Short problem: Within the material below, find each line bearing the word "coordinate" and present it.

Extracted entries:
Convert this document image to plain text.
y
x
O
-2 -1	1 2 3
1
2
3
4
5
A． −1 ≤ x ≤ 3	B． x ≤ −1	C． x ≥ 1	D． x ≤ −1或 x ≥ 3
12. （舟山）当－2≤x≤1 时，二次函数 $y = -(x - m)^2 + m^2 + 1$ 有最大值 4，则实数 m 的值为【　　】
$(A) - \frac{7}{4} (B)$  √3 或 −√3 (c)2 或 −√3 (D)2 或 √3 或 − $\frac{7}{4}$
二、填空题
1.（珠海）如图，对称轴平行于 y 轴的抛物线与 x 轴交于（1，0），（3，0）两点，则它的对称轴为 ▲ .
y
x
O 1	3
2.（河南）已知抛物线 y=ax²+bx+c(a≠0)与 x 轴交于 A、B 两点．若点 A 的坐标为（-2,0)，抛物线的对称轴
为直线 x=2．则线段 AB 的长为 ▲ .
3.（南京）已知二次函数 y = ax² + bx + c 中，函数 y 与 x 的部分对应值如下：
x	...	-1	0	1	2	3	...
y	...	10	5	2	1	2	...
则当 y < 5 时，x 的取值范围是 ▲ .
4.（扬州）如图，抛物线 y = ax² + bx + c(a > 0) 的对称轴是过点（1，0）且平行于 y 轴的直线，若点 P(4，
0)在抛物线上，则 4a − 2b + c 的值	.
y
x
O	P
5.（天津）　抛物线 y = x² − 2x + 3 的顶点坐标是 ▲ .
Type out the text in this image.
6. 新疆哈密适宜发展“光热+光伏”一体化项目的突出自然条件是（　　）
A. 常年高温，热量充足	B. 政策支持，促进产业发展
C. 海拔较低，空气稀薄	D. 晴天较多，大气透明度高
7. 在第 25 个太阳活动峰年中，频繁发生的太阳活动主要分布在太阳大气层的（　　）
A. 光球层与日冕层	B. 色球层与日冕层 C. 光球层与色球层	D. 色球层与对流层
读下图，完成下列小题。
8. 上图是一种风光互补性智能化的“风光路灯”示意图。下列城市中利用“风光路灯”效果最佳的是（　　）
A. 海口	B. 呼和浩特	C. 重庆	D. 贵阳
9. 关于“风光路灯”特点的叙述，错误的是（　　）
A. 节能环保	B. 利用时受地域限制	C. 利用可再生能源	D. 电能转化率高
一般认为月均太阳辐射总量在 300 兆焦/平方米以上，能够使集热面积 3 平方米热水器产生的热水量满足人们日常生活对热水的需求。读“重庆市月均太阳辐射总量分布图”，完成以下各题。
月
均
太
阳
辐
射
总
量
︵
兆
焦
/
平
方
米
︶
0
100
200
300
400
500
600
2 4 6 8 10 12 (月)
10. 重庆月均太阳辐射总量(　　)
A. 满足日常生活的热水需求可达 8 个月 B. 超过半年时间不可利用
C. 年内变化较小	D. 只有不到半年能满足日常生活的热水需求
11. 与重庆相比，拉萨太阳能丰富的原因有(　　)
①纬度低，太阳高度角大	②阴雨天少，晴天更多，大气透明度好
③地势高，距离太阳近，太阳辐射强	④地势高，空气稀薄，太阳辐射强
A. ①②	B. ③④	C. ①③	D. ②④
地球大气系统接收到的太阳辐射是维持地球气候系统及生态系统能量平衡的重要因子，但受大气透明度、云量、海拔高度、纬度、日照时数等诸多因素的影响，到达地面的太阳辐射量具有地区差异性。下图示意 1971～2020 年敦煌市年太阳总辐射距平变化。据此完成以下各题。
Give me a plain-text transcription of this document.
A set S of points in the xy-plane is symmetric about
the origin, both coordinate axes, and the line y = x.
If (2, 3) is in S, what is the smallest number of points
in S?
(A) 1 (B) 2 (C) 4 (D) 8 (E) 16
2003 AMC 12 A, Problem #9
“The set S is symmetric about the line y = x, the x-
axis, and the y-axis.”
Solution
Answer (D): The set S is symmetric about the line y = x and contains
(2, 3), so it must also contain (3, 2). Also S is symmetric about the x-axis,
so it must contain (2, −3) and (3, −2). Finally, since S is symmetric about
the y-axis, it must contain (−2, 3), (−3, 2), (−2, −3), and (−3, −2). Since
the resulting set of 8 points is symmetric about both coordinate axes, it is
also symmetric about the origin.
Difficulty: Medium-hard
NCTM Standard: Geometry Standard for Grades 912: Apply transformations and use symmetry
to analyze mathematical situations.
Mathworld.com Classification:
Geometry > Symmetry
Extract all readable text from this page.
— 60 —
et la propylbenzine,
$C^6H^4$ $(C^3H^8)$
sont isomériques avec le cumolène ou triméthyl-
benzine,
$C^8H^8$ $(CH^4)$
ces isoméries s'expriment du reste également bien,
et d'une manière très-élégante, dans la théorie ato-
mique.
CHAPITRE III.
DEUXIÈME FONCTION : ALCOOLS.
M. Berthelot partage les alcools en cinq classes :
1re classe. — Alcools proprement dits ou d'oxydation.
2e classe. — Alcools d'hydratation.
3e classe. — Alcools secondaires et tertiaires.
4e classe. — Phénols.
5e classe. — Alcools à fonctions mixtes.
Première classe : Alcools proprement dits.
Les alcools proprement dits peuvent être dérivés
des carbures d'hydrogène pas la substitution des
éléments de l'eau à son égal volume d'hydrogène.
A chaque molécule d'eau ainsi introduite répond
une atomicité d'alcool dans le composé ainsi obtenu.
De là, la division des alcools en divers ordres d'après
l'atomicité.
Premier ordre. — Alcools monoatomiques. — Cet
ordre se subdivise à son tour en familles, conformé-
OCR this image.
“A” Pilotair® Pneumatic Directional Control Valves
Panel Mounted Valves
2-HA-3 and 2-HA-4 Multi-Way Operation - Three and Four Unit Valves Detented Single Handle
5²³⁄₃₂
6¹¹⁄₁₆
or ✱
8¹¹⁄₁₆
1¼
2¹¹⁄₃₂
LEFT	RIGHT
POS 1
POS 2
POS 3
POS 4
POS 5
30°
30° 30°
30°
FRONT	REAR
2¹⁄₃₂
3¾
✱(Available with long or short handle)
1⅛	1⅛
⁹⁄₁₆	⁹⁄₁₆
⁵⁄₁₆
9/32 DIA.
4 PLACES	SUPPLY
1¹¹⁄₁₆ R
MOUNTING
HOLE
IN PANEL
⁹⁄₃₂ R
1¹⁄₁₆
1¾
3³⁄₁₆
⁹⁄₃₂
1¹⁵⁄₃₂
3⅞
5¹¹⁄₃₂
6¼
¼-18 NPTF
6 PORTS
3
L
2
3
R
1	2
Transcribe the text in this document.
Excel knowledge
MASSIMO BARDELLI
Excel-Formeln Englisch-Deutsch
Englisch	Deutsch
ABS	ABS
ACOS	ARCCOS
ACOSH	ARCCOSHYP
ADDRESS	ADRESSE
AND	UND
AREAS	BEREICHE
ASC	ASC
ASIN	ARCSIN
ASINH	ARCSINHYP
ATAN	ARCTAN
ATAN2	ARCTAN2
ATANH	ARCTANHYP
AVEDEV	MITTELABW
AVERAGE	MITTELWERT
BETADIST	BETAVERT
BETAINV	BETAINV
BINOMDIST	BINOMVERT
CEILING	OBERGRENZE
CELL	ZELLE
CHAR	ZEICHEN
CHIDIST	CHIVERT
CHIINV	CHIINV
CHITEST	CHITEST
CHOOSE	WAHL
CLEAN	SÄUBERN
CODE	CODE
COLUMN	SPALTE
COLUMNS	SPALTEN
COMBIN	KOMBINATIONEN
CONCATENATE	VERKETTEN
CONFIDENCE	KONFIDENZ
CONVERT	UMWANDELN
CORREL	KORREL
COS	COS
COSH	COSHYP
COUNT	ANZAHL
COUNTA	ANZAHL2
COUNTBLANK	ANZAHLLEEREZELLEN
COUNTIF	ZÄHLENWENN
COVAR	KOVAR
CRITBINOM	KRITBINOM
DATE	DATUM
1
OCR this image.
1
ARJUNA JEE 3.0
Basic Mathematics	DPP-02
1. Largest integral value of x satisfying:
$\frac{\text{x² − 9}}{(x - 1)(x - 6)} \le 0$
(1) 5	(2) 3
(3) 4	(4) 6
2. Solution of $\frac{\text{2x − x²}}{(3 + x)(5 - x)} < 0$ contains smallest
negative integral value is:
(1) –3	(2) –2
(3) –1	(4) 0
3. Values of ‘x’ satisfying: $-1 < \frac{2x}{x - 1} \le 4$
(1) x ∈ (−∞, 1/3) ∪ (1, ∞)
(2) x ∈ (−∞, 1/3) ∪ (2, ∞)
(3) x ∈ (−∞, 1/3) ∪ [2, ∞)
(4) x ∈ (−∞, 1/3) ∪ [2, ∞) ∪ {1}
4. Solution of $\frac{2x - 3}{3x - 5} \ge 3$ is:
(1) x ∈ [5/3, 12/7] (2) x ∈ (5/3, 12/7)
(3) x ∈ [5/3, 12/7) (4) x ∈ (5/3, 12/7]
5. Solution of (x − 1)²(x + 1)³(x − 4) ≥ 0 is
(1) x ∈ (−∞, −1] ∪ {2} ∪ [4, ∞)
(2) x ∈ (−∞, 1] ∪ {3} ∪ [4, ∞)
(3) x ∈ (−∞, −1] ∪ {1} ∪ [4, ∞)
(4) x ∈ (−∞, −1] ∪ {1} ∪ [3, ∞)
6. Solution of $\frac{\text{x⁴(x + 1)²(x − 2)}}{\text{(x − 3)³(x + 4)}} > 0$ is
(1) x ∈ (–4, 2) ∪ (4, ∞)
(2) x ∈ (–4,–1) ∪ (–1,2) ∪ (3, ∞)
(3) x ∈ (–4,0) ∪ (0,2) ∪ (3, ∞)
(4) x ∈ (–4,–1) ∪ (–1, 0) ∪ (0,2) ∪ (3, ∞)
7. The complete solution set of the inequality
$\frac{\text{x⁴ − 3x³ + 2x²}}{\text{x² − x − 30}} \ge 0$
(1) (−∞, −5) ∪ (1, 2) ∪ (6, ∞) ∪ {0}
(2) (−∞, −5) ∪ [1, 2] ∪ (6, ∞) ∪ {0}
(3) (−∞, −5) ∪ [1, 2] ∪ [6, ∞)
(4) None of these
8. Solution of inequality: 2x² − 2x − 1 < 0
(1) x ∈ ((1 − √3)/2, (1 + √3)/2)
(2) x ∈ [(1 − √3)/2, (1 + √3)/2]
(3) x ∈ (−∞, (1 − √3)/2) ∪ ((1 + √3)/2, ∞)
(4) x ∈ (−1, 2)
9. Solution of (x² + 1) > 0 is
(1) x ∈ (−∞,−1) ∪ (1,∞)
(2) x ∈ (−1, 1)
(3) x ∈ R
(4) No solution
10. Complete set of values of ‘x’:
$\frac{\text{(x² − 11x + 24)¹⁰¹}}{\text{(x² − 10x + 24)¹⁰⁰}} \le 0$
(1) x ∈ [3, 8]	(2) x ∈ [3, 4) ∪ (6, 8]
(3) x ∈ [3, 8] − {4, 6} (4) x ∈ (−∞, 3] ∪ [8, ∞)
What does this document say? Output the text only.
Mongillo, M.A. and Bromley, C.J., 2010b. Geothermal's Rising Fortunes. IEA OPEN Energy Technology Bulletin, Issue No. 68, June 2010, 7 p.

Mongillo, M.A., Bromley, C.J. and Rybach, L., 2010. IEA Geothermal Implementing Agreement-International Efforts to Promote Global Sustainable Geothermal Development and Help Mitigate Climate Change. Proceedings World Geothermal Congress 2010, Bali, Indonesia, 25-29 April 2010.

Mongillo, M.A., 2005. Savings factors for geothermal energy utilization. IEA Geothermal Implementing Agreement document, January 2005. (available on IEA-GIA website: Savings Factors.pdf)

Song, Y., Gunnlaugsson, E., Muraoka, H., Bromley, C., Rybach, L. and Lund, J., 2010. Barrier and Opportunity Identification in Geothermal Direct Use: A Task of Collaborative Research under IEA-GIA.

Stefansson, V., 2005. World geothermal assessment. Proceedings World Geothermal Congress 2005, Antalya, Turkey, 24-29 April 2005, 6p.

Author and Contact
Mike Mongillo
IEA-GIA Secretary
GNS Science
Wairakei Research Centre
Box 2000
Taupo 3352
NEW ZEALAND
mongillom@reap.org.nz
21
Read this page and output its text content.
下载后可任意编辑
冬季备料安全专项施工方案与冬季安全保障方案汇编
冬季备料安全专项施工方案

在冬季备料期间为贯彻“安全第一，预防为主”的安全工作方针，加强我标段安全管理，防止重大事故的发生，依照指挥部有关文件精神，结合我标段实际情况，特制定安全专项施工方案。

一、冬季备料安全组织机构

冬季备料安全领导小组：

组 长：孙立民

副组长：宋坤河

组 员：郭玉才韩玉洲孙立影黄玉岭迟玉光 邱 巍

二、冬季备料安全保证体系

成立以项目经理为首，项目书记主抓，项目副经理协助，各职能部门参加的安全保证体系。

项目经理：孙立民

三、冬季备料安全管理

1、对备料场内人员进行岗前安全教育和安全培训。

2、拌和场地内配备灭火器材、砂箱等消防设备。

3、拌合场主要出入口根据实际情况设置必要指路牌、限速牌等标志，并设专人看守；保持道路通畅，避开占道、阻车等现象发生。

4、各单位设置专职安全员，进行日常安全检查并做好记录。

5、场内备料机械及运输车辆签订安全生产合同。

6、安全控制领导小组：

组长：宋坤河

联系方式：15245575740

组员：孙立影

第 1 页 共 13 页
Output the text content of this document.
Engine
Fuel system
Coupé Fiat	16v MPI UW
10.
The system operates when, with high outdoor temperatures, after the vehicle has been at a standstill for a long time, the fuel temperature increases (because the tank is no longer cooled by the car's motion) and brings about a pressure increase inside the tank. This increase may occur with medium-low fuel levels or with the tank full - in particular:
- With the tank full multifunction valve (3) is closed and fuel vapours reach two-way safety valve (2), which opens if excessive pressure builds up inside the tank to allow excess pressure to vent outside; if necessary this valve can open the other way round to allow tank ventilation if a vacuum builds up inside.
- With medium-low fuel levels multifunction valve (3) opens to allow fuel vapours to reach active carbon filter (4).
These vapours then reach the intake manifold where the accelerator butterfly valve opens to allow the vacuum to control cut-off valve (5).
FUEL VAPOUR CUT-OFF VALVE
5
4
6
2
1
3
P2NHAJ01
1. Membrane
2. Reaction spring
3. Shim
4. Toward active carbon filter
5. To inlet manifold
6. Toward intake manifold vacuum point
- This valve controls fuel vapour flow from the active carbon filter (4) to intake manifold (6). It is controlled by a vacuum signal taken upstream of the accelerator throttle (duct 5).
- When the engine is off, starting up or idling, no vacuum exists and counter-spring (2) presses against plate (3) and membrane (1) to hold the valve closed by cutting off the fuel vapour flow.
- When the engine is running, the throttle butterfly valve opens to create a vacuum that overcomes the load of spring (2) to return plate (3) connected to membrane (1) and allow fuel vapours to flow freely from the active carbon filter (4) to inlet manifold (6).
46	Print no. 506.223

Complete output:
the origin, both coordinate axes, and the line y = x.
the resulting set of 8 points is symmetric about both coordinate axes, it is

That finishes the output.